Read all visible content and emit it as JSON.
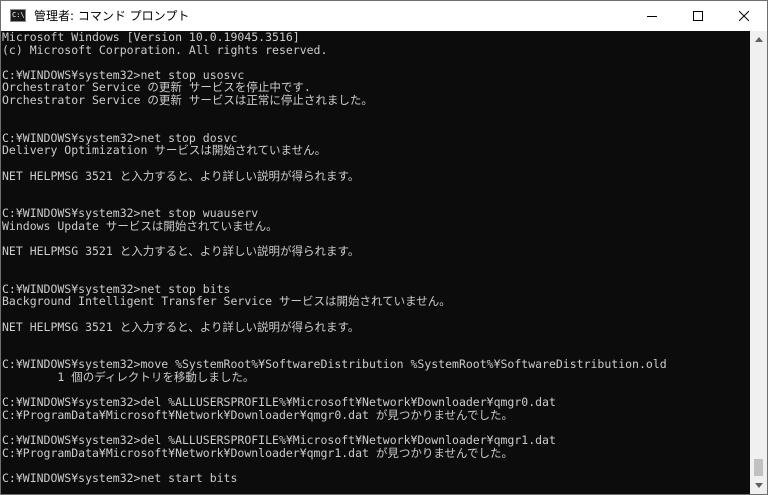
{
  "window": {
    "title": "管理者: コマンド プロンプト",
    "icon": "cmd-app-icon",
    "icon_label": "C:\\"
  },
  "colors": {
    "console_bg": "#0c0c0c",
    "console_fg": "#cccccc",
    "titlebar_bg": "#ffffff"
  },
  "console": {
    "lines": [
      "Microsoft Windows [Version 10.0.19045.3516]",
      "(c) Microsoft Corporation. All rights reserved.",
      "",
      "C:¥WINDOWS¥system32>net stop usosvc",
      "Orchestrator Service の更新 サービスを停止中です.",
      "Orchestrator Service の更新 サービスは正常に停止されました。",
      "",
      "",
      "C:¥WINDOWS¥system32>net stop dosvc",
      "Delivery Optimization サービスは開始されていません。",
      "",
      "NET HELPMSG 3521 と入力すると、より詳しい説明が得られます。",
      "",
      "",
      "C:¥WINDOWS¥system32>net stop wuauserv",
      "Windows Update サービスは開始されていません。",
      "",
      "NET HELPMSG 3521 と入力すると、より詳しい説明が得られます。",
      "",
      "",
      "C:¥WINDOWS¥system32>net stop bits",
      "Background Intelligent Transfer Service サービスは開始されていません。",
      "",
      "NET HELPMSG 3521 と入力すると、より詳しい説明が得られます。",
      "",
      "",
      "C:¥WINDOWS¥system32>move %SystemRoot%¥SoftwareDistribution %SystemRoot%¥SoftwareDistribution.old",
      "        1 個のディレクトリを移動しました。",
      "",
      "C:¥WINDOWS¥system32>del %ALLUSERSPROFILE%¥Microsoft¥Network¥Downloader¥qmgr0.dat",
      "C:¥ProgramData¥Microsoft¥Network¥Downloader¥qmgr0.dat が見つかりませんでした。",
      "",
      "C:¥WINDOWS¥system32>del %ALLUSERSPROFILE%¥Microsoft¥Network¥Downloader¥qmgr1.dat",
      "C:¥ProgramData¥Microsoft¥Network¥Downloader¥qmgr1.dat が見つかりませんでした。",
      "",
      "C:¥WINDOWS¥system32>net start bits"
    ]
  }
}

TASK BRIEF
State the number of lines in this listing that contain the string "Downloader", and add nothing else.

OUTPUT OF THE TASK
4